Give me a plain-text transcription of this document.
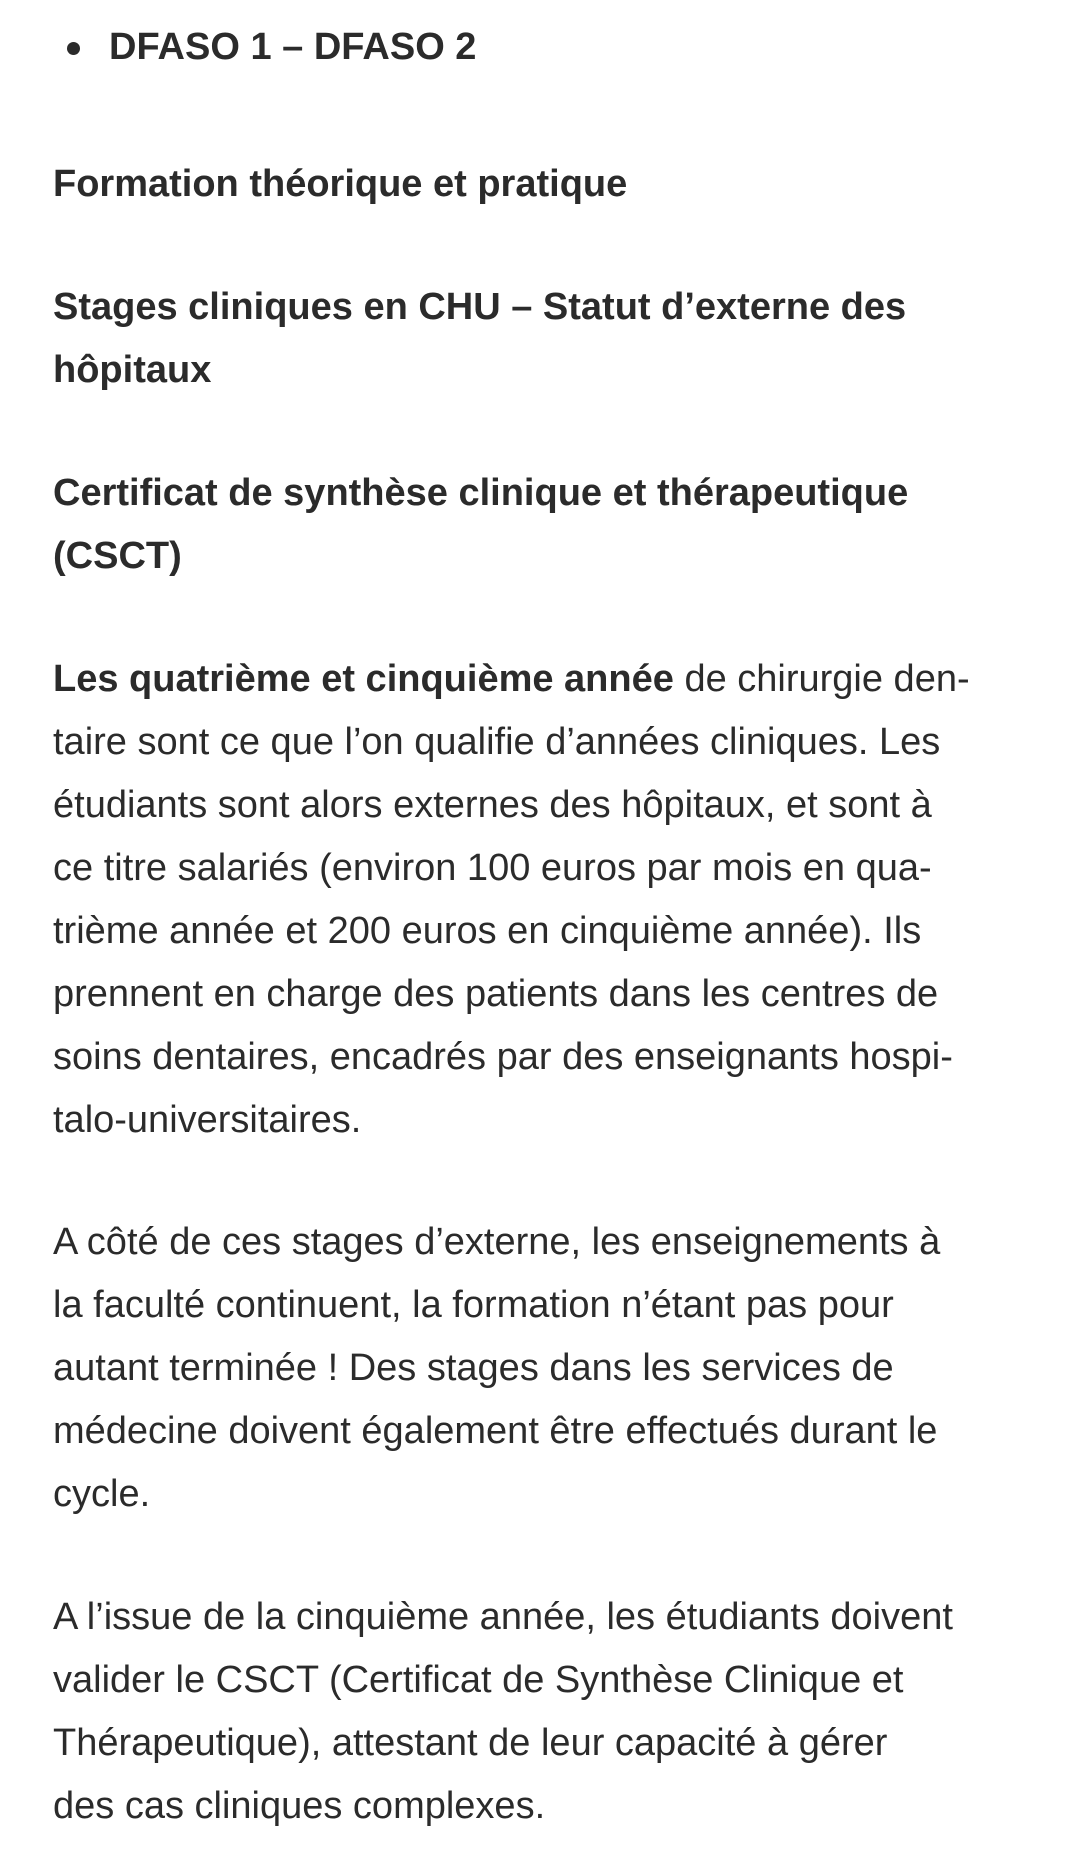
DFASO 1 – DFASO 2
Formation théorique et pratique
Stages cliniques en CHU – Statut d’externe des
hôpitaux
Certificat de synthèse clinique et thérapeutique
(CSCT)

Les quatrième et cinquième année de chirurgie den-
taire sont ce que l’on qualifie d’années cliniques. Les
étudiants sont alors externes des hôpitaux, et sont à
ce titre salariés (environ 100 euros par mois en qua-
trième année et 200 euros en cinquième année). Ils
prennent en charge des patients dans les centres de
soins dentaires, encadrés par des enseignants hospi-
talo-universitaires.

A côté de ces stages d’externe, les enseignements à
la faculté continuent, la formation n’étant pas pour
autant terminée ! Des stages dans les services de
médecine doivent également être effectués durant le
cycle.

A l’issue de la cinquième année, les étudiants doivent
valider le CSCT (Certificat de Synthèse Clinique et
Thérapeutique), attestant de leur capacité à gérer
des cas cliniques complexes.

--

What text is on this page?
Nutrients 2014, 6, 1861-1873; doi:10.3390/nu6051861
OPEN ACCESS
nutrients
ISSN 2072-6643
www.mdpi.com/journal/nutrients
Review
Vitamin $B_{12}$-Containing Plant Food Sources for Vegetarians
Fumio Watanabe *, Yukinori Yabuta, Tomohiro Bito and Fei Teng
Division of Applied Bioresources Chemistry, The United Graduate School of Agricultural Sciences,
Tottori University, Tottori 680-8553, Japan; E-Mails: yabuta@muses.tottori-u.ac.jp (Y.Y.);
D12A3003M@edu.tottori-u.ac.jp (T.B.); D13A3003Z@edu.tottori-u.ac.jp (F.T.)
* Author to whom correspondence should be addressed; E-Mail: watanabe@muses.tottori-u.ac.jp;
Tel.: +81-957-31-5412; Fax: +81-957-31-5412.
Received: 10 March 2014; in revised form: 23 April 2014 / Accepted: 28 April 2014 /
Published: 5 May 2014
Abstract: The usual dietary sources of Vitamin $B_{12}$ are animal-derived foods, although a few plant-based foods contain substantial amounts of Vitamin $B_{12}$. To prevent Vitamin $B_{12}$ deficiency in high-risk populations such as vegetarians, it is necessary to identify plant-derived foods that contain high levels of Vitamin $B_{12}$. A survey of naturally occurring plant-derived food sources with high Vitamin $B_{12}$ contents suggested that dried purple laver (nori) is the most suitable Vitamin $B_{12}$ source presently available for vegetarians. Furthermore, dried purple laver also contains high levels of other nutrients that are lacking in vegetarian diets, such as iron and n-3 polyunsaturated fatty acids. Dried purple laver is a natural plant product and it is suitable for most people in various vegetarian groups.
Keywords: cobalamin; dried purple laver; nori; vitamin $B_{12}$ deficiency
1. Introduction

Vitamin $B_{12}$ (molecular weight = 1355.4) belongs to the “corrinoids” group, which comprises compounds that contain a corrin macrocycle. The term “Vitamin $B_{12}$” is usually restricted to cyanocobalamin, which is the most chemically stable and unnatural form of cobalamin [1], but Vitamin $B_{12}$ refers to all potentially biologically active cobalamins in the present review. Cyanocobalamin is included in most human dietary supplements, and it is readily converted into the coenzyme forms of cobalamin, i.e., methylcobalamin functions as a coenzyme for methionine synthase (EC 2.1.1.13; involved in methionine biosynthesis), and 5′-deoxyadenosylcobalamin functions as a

— Task directions —
Line count for "text": state how many lines of the records contain it, and give only the number.

— Your response —
2